## EXERCISE BRIEF
Look at the entries below and reproduce them exactly.

Extracted records
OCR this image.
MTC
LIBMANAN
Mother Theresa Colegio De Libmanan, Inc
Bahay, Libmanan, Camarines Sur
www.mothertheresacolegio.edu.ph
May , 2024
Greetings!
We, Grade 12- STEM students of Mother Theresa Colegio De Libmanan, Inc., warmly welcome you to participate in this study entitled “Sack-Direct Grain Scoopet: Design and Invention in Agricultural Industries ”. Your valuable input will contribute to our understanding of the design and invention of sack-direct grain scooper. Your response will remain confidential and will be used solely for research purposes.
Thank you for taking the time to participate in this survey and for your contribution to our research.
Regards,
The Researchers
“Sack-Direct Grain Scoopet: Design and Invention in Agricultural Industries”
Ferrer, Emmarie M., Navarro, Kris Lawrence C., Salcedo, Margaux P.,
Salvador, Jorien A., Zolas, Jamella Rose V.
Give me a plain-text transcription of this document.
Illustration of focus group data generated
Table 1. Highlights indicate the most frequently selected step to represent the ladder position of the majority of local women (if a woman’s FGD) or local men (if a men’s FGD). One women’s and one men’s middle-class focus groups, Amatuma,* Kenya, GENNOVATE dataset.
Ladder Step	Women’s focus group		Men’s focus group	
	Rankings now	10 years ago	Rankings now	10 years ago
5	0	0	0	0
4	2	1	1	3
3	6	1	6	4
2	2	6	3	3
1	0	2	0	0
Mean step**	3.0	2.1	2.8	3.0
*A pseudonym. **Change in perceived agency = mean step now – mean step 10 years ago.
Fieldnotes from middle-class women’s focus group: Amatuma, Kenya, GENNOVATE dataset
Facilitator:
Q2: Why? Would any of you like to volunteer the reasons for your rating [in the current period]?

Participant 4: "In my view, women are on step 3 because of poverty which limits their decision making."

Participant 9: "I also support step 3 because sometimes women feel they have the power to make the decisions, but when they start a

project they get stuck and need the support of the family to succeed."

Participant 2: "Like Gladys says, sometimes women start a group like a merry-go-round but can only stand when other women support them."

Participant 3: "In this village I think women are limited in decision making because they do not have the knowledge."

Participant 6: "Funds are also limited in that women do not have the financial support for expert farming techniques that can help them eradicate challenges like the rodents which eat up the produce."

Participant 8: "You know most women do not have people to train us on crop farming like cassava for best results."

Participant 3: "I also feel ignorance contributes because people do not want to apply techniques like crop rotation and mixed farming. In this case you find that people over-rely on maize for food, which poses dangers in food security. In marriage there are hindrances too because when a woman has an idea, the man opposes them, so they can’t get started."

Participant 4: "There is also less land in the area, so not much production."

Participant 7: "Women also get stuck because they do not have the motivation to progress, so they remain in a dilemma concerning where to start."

## FINISHED ANSWER
OCR this image.
MTC
LIBMANAN
Mother Theresa Colegio De Libmanan, Inc
Bahay, Libmanan, Camarines Sur
www.mothertheresacolegio.edu.ph
May , 2024
Greetings!
We, Grade 12- STEM students of Mother Theresa Colegio De Libmanan, Inc., warmly welcome you to participate in this study entitled “Sack-Direct Grain Scoopet: Design and Invention in Agricultural Industries ”. Your valuable input will contribute to our understanding of the design and invention of sack-direct grain scooper. Your response will remain confidential and will be used solely for research purposes.
Thank you for taking the time to participate in this survey and for your contribution to our research.
Regards,
The Researchers
“Sack-Direct Grain Scoopet: Design and Invention in Agricultural Industries”
Ferrer, Emmarie M., Navarro, Kris Lawrence C., Salcedo, Margaux P.,
Salvador, Jorien A., Zolas, Jamella Rose V.
Give me a plain-text transcription of this document.
Illustration of focus group data generated
Table 1. Highlights indicate the most frequently selected step to represent the ladder position of the majority of local women (if a woman’s FGD) or local men (if a men’s FGD). One women’s and one men’s middle-class focus groups, Amatuma,* Kenya, GENNOVATE dataset.
Ladder Step	Women’s focus group		Men’s focus group	
	Rankings now	10 years ago	Rankings now	10 years ago
5	0	0	0	0
4	2	1	1	3
3	6	1	6	4
2	2	6	3	3
1	0	2	0	0
Mean step**	3.0	2.1	2.8	3.0
*A pseudonym. **Change in perceived agency = mean step now – mean step 10 years ago.
Fieldnotes from middle-class women’s focus group: Amatuma, Kenya, GENNOVATE dataset
Facilitator:
Q2: Why? Would any of you like to volunteer the reasons for your rating [in the current period]?

Participant 4: "In my view, women are on step 3 because of poverty which limits their decision making."

Participant 9: "I also support step 3 because sometimes women feel they have the power to make the decisions, but when they start a

project they get stuck and need the support of the family to succeed."

Participant 2: "Like Gladys says, sometimes women start a group like a merry-go-round but can only stand when other women support them."

Participant 3: "In this village I think women are limited in decision making because they do not have the knowledge."

Participant 6: "Funds are also limited in that women do not have the financial support for expert farming techniques that can help them eradicate challenges like the rodents which eat up the produce."

Participant 8: "You know most women do not have people to train us on crop farming like cassava for best results."

Participant 3: "I also feel ignorance contributes because people do not want to apply techniques like crop rotation and mixed farming. In this case you find that people over-rely on maize for food, which poses dangers in food security. In marriage there are hindrances too because when a woman has an idea, the man opposes them, so they can’t get started."

Participant 4: "There is also less land in the area, so not much production."

Participant 7: "Women also get stuck because they do not have the motivation to progress, so they remain in a dilemma concerning where to start."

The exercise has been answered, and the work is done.